_Task statement_. Go through the listing and copy each line with the string "Zhao".

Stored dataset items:
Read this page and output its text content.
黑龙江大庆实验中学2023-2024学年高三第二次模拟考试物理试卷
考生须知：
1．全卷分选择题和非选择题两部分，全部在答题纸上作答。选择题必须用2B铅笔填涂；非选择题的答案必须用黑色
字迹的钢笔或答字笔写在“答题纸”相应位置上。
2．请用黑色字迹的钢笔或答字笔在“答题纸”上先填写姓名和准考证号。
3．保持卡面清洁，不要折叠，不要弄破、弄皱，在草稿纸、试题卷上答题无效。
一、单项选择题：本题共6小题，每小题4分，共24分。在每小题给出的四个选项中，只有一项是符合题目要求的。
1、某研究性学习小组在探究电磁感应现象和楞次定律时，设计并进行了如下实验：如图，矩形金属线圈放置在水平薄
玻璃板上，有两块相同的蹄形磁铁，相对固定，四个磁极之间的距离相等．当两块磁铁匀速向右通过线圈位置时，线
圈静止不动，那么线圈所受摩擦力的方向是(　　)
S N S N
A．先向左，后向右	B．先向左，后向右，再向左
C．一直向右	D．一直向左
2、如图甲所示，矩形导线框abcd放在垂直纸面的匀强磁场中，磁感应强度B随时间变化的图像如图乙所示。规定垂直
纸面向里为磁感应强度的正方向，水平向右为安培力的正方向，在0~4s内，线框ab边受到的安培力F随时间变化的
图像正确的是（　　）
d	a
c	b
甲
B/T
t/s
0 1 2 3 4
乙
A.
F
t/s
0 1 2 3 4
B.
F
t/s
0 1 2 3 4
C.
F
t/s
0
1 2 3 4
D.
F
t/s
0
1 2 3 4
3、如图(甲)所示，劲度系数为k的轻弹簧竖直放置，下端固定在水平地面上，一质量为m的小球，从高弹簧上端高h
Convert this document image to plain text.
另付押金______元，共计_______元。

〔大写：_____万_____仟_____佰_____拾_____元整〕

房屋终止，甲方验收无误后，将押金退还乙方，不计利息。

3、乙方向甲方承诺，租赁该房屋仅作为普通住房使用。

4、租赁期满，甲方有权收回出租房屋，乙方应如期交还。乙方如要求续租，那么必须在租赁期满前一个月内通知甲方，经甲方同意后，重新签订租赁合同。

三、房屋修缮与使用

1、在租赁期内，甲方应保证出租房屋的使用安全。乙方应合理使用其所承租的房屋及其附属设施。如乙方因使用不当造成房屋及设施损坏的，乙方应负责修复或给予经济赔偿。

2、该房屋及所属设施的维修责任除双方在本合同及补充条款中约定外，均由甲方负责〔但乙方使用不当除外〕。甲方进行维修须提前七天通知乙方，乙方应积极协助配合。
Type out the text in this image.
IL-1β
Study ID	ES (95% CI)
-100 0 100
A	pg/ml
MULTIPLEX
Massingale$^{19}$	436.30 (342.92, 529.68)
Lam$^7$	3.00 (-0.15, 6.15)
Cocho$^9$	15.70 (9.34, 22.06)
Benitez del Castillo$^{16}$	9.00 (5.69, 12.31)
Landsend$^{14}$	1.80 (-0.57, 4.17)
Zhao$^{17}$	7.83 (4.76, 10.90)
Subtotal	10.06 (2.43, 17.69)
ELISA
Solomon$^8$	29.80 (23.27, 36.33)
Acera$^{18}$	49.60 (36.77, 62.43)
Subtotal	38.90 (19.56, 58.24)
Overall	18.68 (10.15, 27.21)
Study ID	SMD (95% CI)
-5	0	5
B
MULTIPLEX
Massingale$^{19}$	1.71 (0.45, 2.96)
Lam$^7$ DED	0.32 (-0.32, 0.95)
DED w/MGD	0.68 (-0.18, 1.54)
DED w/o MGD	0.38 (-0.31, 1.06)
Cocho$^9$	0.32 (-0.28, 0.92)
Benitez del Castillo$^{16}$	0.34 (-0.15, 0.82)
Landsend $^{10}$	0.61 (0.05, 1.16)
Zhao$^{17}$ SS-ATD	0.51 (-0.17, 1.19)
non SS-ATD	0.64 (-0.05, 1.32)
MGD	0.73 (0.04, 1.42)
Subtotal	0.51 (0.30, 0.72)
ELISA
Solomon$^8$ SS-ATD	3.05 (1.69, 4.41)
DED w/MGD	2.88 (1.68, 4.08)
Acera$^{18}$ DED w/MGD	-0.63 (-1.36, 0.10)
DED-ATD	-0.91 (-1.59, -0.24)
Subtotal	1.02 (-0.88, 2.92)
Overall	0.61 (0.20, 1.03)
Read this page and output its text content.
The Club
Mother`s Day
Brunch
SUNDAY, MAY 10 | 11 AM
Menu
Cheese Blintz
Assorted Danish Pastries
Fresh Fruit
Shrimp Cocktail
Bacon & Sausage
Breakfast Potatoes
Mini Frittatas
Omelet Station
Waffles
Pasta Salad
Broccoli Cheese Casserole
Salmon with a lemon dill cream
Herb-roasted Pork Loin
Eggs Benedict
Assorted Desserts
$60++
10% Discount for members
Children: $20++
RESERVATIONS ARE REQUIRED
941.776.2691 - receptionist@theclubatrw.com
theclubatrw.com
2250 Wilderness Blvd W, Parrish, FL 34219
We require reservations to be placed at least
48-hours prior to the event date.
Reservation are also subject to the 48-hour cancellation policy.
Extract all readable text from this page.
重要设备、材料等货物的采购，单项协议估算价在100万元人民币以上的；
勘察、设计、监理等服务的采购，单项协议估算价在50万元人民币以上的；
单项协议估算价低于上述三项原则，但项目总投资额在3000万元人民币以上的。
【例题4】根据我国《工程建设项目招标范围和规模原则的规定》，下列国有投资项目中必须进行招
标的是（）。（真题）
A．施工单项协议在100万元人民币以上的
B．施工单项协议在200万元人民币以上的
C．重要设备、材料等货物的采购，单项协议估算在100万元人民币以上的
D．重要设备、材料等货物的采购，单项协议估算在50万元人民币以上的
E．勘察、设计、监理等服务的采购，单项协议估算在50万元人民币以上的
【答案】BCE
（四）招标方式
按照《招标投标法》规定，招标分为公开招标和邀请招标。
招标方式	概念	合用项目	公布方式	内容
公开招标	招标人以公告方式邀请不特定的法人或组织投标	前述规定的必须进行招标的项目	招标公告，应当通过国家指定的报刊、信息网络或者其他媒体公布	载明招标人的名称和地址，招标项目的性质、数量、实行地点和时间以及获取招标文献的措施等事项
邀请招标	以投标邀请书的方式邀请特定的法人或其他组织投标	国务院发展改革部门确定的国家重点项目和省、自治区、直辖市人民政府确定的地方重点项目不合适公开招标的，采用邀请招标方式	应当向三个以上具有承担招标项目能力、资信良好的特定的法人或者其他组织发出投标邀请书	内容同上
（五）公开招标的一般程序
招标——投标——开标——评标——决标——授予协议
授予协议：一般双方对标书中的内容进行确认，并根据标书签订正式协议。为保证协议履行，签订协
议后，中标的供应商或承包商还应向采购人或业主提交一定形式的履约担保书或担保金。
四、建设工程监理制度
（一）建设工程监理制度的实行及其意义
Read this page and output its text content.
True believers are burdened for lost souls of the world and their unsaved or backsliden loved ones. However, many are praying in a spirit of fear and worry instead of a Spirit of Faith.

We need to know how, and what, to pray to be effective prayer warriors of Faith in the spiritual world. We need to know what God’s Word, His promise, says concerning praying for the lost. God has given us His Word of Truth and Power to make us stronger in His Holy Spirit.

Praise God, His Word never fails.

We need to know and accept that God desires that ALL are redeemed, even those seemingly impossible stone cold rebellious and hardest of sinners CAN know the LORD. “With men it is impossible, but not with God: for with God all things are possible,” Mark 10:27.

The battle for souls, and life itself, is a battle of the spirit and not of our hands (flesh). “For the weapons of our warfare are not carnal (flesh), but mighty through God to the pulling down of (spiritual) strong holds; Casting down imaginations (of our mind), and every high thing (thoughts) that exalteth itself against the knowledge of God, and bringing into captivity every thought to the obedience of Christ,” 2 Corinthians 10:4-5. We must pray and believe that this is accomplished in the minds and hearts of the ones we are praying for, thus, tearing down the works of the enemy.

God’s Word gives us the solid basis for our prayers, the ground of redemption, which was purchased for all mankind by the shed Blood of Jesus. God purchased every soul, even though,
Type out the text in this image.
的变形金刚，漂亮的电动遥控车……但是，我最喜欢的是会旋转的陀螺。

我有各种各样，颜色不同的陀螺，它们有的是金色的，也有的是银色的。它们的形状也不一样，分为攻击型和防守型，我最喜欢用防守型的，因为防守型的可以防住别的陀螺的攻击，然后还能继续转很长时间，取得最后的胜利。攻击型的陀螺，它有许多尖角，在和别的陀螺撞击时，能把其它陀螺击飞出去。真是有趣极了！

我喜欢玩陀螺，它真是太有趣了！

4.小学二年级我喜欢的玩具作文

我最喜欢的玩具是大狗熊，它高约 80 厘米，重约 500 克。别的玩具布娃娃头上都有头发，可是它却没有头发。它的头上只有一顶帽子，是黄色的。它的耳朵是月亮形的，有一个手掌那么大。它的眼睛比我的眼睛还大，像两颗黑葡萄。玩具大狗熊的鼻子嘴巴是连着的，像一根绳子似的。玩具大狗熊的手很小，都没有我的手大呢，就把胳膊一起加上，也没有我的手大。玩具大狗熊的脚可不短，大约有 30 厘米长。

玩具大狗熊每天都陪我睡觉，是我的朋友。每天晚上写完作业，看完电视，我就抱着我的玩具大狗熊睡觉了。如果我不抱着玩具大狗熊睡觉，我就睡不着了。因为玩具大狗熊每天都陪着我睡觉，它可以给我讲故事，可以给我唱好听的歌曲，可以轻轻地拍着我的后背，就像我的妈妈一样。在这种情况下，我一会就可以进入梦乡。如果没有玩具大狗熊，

_Exercise answer_.
Zhao$^{17}$	7.83 (4.76, 10.90)
Zhao$^{17}$ SS-ATD	0.51 (-0.17, 1.19)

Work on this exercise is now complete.